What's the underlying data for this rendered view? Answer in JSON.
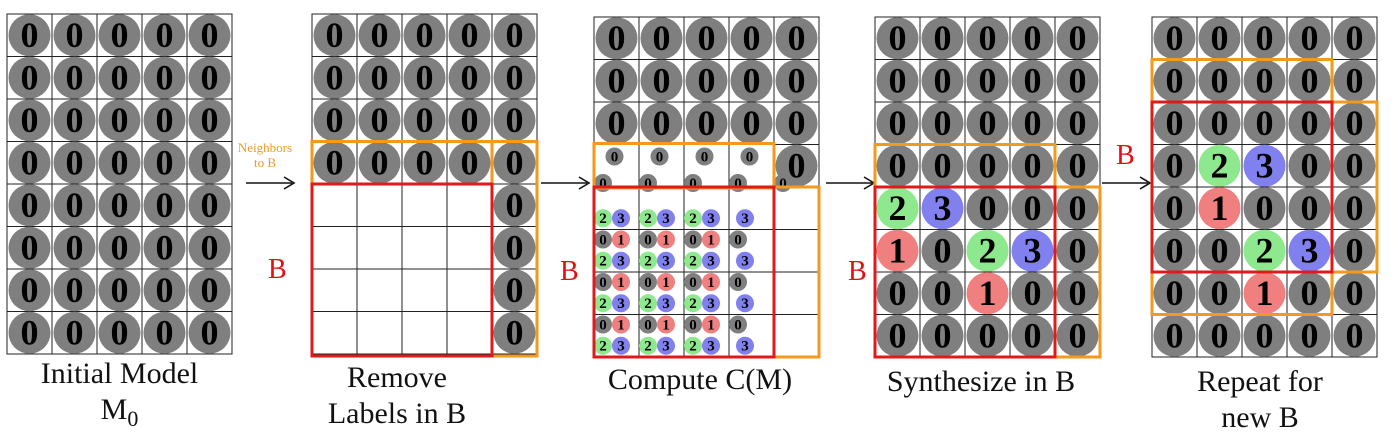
{
  "colors": {
    "cell_border": "#222222",
    "zero_fill": "#7f7f7f",
    "one_fill": "#f08080",
    "two_fill": "#8ee98e",
    "three_fill": "#8080ee",
    "b_region": "#e01a1a",
    "neighbors_region": "#f39a1e"
  },
  "icons": {
    "arrow": "right-arrow-icon"
  },
  "panels": [
    {
      "id": "initial",
      "caption_line1": "Initial Model",
      "caption_line2_main": "M",
      "caption_line2_sub": "0",
      "rows": [
        "00000",
        "00000",
        "00000",
        "00000",
        "00000",
        "00000",
        "00000",
        "00000"
      ]
    },
    {
      "id": "remove",
      "caption_line1": "Remove",
      "caption_line2": "Labels in B",
      "b_label": "B",
      "neighbors_note_line1": "Neighbors",
      "neighbors_note_line2": "to B",
      "rows": [
        "00000",
        "00000",
        "00000",
        "00000",
        "....0",
        "....0",
        "....0",
        "....0"
      ]
    },
    {
      "id": "compute",
      "caption": "Compute C(M)",
      "b_label": "B",
      "top_rows": [
        "00000",
        "00000",
        "00000"
      ],
      "neighbor_row_small": [
        "0",
        "0",
        "0",
        "0"
      ],
      "neighbor_row_last": "0",
      "compute_rows": [
        [
          "0",
          "0",
          "0",
          "0",
          "0"
        ],
        [
          "23",
          "23",
          "23",
          "3",
          ""
        ],
        [
          "01",
          "01",
          "01",
          "0",
          ""
        ],
        [
          "23",
          "23",
          "23",
          "3",
          ""
        ],
        [
          "01",
          "01",
          "01",
          "0",
          ""
        ],
        [
          "23",
          "23",
          "23",
          "3",
          ""
        ],
        [
          "01",
          "01",
          "01",
          "0",
          ""
        ],
        [
          "23",
          "23",
          "23",
          "3",
          ""
        ]
      ]
    },
    {
      "id": "synthesize",
      "caption": "Synthesize in B",
      "b_label": "B",
      "rows": [
        "00000",
        "00000",
        "00000",
        "00000",
        "23000",
        "10230",
        "00100",
        "00000"
      ]
    },
    {
      "id": "repeat",
      "caption_line1": "Repeat for",
      "caption_line2": "new B",
      "b_label": "B",
      "rows": [
        "00000",
        "00000",
        "00000",
        "02300",
        "01000",
        "00230",
        "00100",
        "00000"
      ]
    }
  ]
}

□ □ □ □

Write out all the entries again, word for word, and print no images.

What's the underlying data for this rendered view? Answer in JSON.
{
  "colors": {
    "cell_border": "#222222",
    "zero_fill": "#7f7f7f",
    "one_fill": "#f08080",
    "two_fill": "#8ee98e",
    "three_fill": "#8080ee",
    "b_region": "#e01a1a",
    "neighbors_region": "#f39a1e"
  },
  "icons": {
    "arrow": "right-arrow-icon"
  },
  "panels": [
    {
      "id": "initial",
      "caption_line1": "Initial Model",
      "caption_line2_main": "M",
      "caption_line2_sub": "0",
      "rows": [
        "00000",
        "00000",
        "00000",
        "00000",
        "00000",
        "00000",
        "00000",
        "00000"
      ]
    },
    {
      "id": "remove",
      "caption_line1": "Remove",
      "caption_line2": "Labels in B",
      "b_label": "B",
      "neighbors_note_line1": "Neighbors",
      "neighbors_note_line2": "to B",
      "rows": [
        "00000",
        "00000",
        "00000",
        "00000",
        "....0",
        "....0",
        "....0",
        "....0"
      ]
    },
    {
      "id": "compute",
      "caption": "Compute C(M)",
      "b_label": "B",
      "top_rows": [
        "00000",
        "00000",
        "00000"
      ],
      "neighbor_row_small": [
        "0",
        "0",
        "0",
        "0"
      ],
      "neighbor_row_last": "0",
      "compute_rows": [
        [
          "0",
          "0",
          "0",
          "0",
          "0"
        ],
        [
          "23",
          "23",
          "23",
          "3",
          ""
        ],
        [
          "01",
          "01",
          "01",
          "0",
          ""
        ],
        [
          "23",
          "23",
          "23",
          "3",
          ""
        ],
        [
          "01",
          "01",
          "01",
          "0",
          ""
        ],
        [
          "23",
          "23",
          "23",
          "3",
          ""
        ],
        [
          "01",
          "01",
          "01",
          "0",
          ""
        ],
        [
          "23",
          "23",
          "23",
          "3",
          ""
        ]
      ]
    },
    {
      "id": "synthesize",
      "caption": "Synthesize in B",
      "b_label": "B",
      "rows": [
        "00000",
        "00000",
        "00000",
        "00000",
        "23000",
        "10230",
        "00100",
        "00000"
      ]
    },
    {
      "id": "repeat",
      "caption_line1": "Repeat for",
      "caption_line2": "new B",
      "b_label": "B",
      "rows": [
        "00000",
        "00000",
        "00000",
        "02300",
        "01000",
        "00230",
        "00100",
        "00000"
      ]
    }
  ]
}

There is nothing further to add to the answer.